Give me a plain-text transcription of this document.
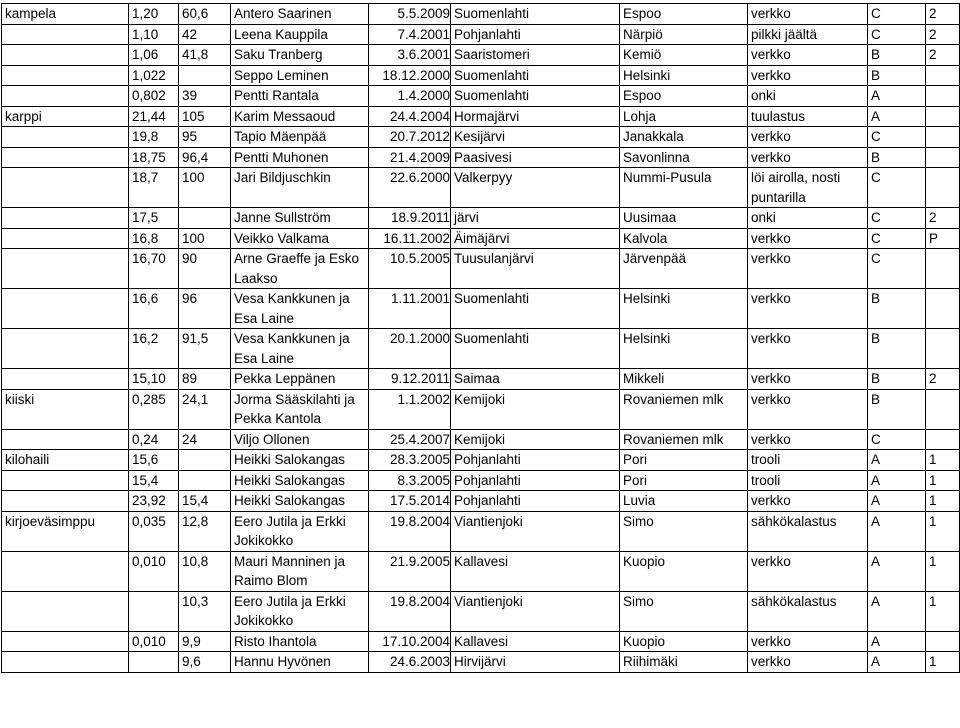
kampela	1,20	60,6	Antero Saarinen	5.5.2009	Suomenlahti	Espoo	verkko	C	2
	1,10	42	Leena Kauppila	7.4.2001	Pohjanlahti	Närpiö	pilkki jäältä	C	2
	1,06	41,8	Saku Tranberg	3.6.2001	Saaristomeri	Kemiö	verkko	B	2
	1,022		Seppo Leminen	18.12.2000	Suomenlahti	Helsinki	verkko	B	
	0,802	39	Pentti Rantala	1.4.2000	Suomenlahti	Espoo	onki	A	
karppi	21,44	105	Karim Messaoud	24.4.2004	Hormajärvi	Lohja	tuulastus	A	
	19,8	95	Tapio Mäenpää	20.7.2012	Kesijärvi	Janakkala	verkko	C	
	18,75	96,4	Pentti Muhonen	21.4.2009	Paasivesi	Savonlinna	verkko	B	
	18,7	100	Jari Bildjuschkin	22.6.2000	Valkerpyy	Nummi-Pusula	löi airolla, nosti puntarilla	C	
	17,5		Janne Sullström	18.9.2011	järvi	Uusimaa	onki	C	2
	16,8	100	Veikko Valkama	16.11.2002	Äimäjärvi	Kalvola	verkko	C	P
	16,70	90	Arne Graeffe ja Esko Laakso	10.5.2005	Tuusulanjärvi	Järvenpää	verkko	C	
	16,6	96	Vesa Kankkunen ja Esa Laine	1.11.2001	Suomenlahti	Helsinki	verkko	B	
	16,2	91,5	Vesa Kankkunen ja Esa Laine	20.1.2000	Suomenlahti	Helsinki	verkko	B	
	15,10	89	Pekka Leppänen	9.12.2011	Saimaa	Mikkeli	verkko	B	2
kiiski	0,285	24,1	Jorma Sääskilahti ja Pekka Kantola	1.1.2002	Kemijoki	Rovaniemen mlk	verkko	B	
	0,24	24	Viljo Ollonen	25.4.2007	Kemijoki	Rovaniemen mlk	verkko	C	
kilohaili	15,6		Heikki Salokangas	28.3.2005	Pohjanlahti	Pori	trooli	A	1
	15,4		Heikki Salokangas	8.3.2005	Pohjanlahti	Pori	trooli	A	1
	23,92	15,4	Heikki Salokangas	17.5.2014	Pohjanlahti	Luvia	verkko	A	1
kirjoeväsimppu	0,035	12,8	Eero Jutila ja Erkki Jokikokko	19.8.2004	Viantienjoki	Simo	sähkökalastus	A	1
	0,010	10,8	Mauri Manninen ja Raimo Blom	21.9.2005	Kallavesi	Kuopio	verkko	A	1
		10,3	Eero Jutila ja Erkki Jokikokko	19.8.2004	Viantienjoki	Simo	sähkökalastus	A	1
	0,010	9,9	Risto Ihantola	17.10.2004	Kallavesi	Kuopio	verkko	A	
		9,6	Hannu Hyvönen	24.6.2003	Hirvijärvi	Riihimäki	verkko	A	1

= What to work on =
Examine the data above and state how many of its lines contain the word "Pori", with no further remarks.

= Written answer =
2